Which lines in the material below contain the word "text"? Copy each of them.

::::::

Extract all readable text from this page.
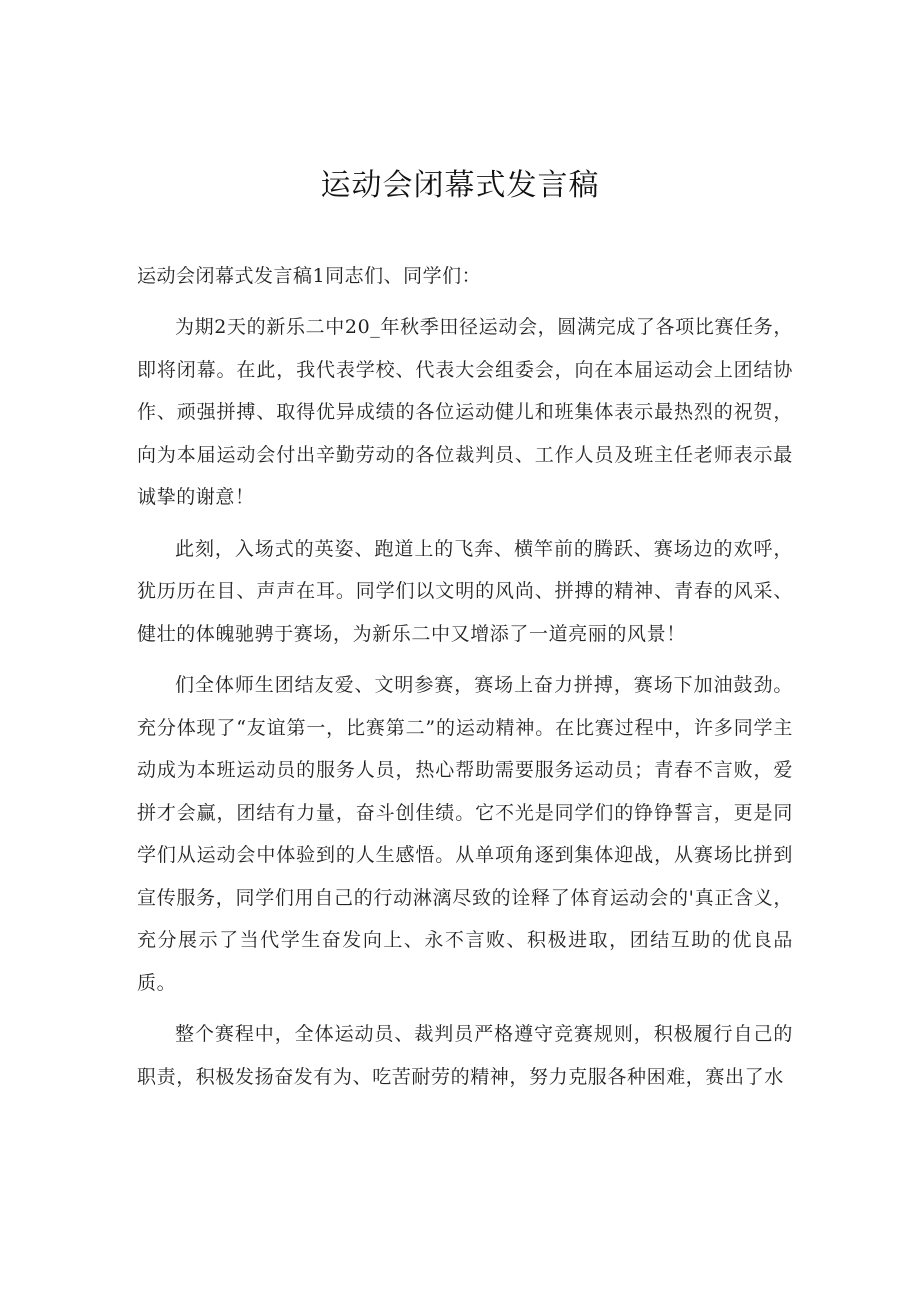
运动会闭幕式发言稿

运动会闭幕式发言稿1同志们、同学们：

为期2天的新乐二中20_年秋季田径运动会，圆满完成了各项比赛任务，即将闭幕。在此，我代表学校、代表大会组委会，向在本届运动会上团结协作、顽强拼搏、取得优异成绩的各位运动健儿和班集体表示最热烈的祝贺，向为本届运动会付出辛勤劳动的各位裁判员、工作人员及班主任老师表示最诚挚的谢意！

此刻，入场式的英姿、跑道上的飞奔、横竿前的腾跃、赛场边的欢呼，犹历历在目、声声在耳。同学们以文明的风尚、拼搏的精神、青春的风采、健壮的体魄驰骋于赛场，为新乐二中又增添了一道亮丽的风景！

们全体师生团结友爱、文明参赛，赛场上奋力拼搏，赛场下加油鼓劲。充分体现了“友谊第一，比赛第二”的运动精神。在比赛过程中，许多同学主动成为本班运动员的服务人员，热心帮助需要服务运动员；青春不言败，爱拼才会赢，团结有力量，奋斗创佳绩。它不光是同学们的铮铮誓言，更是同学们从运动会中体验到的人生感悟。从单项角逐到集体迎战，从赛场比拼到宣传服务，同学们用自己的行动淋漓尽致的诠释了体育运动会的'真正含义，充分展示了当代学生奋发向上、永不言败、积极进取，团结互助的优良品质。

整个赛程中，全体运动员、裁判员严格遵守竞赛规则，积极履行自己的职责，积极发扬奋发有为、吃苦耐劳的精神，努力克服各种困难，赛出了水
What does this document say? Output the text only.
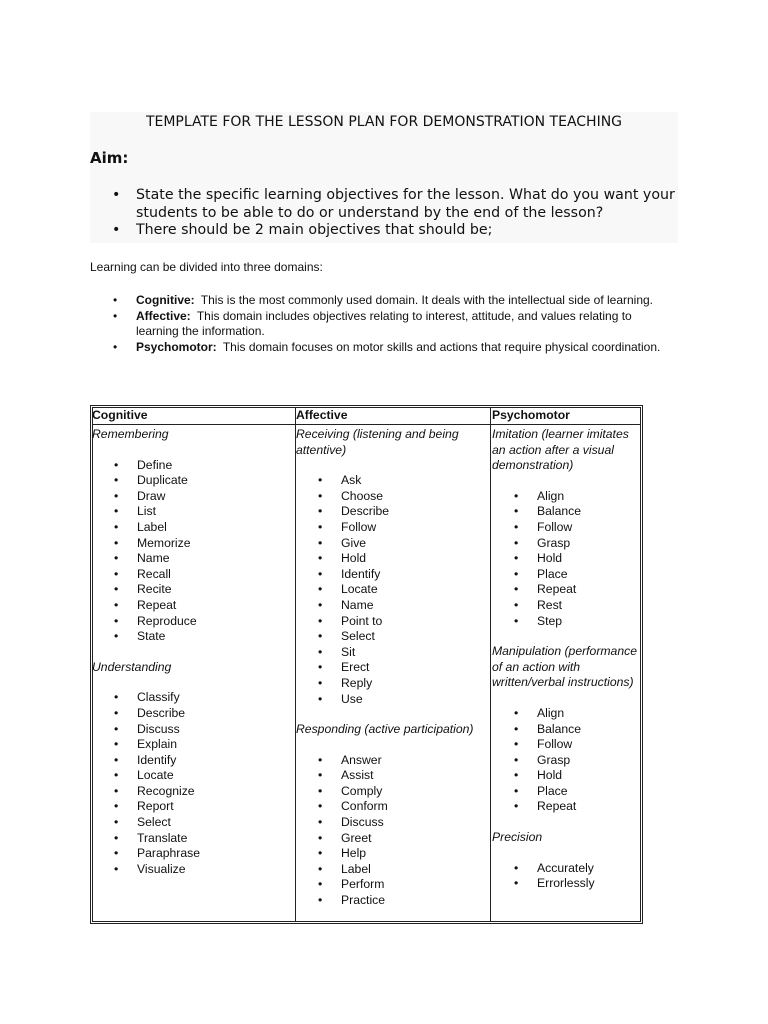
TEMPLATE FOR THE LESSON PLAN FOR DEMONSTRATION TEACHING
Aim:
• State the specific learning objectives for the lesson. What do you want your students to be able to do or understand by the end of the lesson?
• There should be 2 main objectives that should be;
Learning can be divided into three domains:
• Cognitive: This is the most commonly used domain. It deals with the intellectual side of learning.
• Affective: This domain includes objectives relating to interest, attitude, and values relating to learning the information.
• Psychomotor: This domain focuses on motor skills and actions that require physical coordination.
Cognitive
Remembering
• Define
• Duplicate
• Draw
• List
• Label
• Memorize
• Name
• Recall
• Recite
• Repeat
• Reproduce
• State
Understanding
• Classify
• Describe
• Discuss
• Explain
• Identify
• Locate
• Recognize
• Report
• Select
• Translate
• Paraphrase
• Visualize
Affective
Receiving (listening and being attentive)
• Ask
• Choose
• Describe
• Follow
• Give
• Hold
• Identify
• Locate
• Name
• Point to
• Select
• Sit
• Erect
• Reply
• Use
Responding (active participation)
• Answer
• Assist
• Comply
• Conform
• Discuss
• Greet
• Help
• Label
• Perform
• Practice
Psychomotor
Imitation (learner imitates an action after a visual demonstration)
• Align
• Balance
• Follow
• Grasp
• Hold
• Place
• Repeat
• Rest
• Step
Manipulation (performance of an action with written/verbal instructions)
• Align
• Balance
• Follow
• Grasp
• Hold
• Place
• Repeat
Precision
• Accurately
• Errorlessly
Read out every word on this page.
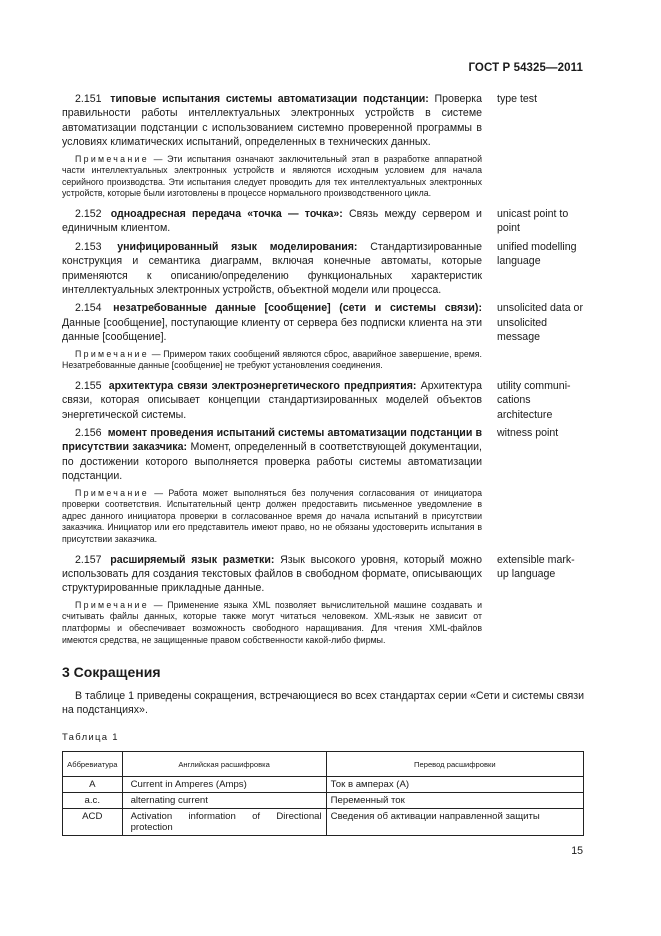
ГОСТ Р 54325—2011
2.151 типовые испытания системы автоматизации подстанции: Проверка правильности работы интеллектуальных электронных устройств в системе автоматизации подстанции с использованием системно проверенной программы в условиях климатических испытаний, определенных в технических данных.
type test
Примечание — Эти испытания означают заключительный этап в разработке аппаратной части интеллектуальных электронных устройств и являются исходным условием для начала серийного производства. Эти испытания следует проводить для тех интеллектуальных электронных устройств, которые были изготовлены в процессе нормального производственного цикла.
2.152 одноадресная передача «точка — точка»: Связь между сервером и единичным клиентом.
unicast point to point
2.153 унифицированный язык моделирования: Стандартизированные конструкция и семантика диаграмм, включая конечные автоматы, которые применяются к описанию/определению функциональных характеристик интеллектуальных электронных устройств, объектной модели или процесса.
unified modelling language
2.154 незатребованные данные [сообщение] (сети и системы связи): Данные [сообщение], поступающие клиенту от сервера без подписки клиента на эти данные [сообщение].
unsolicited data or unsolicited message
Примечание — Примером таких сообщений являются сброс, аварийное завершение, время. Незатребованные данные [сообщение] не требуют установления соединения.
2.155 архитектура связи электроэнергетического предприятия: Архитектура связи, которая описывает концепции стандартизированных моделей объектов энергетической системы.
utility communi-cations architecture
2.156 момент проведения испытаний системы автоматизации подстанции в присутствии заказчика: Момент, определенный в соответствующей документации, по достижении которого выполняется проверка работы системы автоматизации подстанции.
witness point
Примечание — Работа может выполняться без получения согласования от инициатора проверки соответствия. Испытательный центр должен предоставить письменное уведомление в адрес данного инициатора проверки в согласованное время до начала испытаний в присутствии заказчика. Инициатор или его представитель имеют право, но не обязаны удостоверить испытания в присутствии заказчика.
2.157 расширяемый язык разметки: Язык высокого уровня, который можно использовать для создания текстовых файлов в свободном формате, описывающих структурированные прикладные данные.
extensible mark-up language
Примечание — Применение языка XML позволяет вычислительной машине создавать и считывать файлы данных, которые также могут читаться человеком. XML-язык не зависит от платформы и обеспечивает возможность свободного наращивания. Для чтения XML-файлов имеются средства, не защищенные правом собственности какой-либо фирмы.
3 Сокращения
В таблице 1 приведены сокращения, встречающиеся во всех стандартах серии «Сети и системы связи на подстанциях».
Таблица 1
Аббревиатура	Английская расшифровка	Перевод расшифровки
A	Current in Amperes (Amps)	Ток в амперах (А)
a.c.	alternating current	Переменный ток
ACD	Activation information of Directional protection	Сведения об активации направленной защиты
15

::::::

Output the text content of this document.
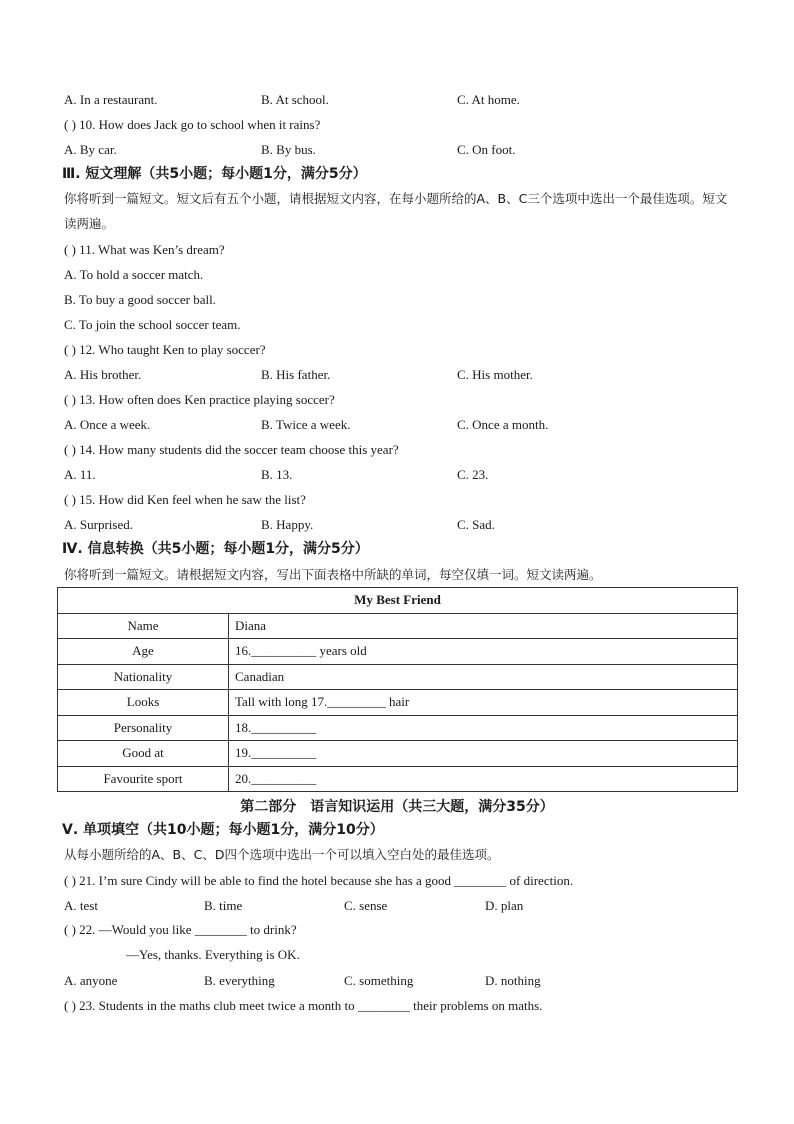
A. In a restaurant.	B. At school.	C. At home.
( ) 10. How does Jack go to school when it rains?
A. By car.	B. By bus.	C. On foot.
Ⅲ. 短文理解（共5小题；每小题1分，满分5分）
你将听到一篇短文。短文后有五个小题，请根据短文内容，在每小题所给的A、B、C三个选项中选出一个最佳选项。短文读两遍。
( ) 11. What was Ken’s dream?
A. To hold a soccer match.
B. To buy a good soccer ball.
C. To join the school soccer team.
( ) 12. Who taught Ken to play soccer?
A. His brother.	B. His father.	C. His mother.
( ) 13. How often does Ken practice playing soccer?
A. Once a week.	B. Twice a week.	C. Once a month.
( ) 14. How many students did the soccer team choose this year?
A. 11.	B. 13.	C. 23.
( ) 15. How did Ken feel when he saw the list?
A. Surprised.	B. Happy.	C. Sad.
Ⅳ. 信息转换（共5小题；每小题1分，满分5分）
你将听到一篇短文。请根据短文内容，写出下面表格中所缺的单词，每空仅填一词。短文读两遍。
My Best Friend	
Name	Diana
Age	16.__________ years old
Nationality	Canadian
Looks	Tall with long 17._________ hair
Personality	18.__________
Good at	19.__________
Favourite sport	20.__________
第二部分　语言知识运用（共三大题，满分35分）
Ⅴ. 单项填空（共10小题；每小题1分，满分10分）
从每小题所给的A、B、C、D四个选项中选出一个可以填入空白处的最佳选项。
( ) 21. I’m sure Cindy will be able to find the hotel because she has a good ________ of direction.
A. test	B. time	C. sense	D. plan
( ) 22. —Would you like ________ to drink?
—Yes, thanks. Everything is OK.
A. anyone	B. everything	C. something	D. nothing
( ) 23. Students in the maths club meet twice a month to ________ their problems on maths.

::::::

→ RESPONSE:
Extract all readable text from this page.
What does this document say? Output the text only.
Output the text content of this document.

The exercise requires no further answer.